#### ACTIVITY LIST:
(a) In the Section 111 statement, why does MARC say it will submit detailed commentary to CMS? Answer in one to three sentences.
(b) According to the Section 111 statement, what failure-to-report penalty did Congress create when it first enacted the law?
(c) Please continue the Section 111 statement, starting after its final sentence.

#### SELECTED EXCERPT:
WASHINGTON, DC – The Medicare Advocacy Recovery Coalition (MARC) Chair Re Knack today issued the following statement regarding the Centers for Medicare and Medicaid Services (CMS) release of a proposed rule concerning how it will assess penalties for Medicare Secondary Payer (MSP) late reporting:
“Late last week the Center for Medicare and Medicaid Services released a proposed rule addressing how it will assess penalties for late claims reporting under the Medicare Secondary Payer Act, known as “Section 111.” This proposed rule has the potential to reach businesses across the country, from the largest corporations to Main Street companies. MARC is actively engaging with our members and industry stakeholders to review this proposed rule and its impact on the secondary payer community. We believe that stakeholders’ voices should be heard on this important issue and in the coming weeks, we will be submitting detailed commentary to CMS outlining our perspective. We look forward to serving as a resource for the agency as it prepares the final draft of this rule.”
Background on Section 111 Penalties
Congress first established these Section 111 reporting requirements in 2007, when it mandated that any company or organization in America settling or paying a claim involving a Medicare beneficiary file a report to CMS advising the agency about the settlement, judgement or award.
When Congress first enacted the law, it created a “strict liability” failure to report penalty of $1,000 per day per claim regardless of the size of the claim or the reason for the reporting delay. These penalties would have applied even in cases where a failure to report was the result of a clerical or paperwork error as opposed to any ill intent.

#### DATA FOR REVIEW:
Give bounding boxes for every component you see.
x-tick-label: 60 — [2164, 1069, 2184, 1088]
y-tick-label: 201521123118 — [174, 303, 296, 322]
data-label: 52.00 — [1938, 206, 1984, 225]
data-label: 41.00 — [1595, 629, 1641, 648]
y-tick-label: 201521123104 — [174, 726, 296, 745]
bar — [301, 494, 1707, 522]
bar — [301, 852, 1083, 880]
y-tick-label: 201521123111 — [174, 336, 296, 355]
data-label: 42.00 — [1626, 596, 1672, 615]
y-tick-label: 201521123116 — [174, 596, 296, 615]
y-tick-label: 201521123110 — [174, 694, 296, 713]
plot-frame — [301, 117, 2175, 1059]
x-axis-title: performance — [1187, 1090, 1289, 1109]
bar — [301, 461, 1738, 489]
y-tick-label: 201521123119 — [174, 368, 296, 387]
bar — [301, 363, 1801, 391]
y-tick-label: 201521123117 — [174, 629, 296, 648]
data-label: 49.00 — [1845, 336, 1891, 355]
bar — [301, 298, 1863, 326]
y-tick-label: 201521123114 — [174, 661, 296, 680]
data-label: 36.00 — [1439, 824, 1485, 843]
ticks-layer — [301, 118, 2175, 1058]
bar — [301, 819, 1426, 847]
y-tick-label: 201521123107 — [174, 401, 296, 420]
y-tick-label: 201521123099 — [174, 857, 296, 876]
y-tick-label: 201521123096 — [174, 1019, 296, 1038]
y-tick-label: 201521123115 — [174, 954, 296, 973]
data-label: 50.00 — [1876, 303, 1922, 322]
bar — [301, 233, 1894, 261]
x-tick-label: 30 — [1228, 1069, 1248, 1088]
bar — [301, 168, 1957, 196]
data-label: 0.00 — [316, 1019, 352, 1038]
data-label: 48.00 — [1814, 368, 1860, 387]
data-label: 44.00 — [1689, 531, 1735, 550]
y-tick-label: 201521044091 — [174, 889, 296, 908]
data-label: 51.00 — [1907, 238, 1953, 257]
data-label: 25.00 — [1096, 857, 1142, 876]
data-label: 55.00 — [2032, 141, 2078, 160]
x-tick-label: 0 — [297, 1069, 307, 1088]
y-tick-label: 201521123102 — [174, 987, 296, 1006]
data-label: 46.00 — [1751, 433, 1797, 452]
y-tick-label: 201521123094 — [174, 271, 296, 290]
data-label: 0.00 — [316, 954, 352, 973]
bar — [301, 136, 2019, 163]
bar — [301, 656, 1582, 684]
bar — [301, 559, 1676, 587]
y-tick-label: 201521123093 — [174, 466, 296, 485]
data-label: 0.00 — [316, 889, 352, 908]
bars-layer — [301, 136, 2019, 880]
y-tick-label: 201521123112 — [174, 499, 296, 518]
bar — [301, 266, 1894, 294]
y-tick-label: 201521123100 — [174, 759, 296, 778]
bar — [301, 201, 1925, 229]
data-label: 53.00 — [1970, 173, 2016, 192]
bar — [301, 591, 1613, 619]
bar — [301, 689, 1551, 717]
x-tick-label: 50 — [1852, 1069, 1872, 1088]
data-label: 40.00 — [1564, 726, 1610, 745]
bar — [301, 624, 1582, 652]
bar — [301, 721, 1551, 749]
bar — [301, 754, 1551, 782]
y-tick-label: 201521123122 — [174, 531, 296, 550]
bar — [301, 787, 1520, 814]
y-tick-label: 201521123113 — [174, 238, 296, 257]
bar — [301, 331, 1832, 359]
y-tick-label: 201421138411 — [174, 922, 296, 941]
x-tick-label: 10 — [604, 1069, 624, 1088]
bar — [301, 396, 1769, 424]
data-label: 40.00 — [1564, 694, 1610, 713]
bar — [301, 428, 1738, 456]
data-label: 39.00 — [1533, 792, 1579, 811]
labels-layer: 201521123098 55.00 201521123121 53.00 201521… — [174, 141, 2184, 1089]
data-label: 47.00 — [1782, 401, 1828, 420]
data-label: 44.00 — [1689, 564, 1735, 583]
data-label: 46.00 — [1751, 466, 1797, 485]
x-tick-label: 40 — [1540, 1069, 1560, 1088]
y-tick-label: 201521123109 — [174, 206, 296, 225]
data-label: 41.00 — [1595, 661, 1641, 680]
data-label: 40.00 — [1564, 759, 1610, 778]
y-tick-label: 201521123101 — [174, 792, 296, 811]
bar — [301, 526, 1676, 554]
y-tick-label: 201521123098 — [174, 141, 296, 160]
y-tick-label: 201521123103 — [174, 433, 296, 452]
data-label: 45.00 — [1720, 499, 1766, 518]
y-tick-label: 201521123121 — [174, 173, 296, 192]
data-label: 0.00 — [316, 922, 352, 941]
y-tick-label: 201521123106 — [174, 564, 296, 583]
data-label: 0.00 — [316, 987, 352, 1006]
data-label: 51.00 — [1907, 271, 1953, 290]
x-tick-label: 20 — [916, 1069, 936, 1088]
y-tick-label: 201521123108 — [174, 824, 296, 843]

#### ANSWERS FOR THE TASKS:
(a) MARC says it will submit detailed commentary because it believes stakeholders' voices should be heard on this important issue. It also says it wants to serve as a resource for the agency as CMS prepares the final draft of the rule.

(b) A strict-liability penalty of $1,000 per day per claim.

(c)
In 2012, President Obama signed into law the Strengthening Medicare and Repaying Taxpayers (SMART) Act which helped streamline the MSP reporting process to protect entities that make a good-faith effort to comply with Medicare’s complex MSP reporting processes. This important legislation eliminated the strict liability nature of the late reporting penalties and replaced it with a “sliding scale” penalty regime of “up to” $1,000 in penalties per claim.
Until today, CMS has not developed such sliding scale as mandated by the SMART Act and thus had no mechanism to levy penalties on entities that fail to report – or are simply late in reporting – MSP claims. This proposed rule is an attempt to finally establish this penalty policy – meaning businesses who report and settle claims to CMS may be faced with steep penalties once again. Unfortunately the proposed rule does not contain an adequate penalty assessment mechanism to accommodate for good faith compliance efforts or other mitigating factors typically found in other Medicare penalty regulations. Instead, the proposed regulation appears to harness mechanical calculations of compliance with the extensive technical reporting requirement as a proxy for real penalty calculations, which is unfortunate. MARC will be commenting on these proposals, and urging more flexibility in penalty assessments consistent with the extensive body of other healthcare regulations.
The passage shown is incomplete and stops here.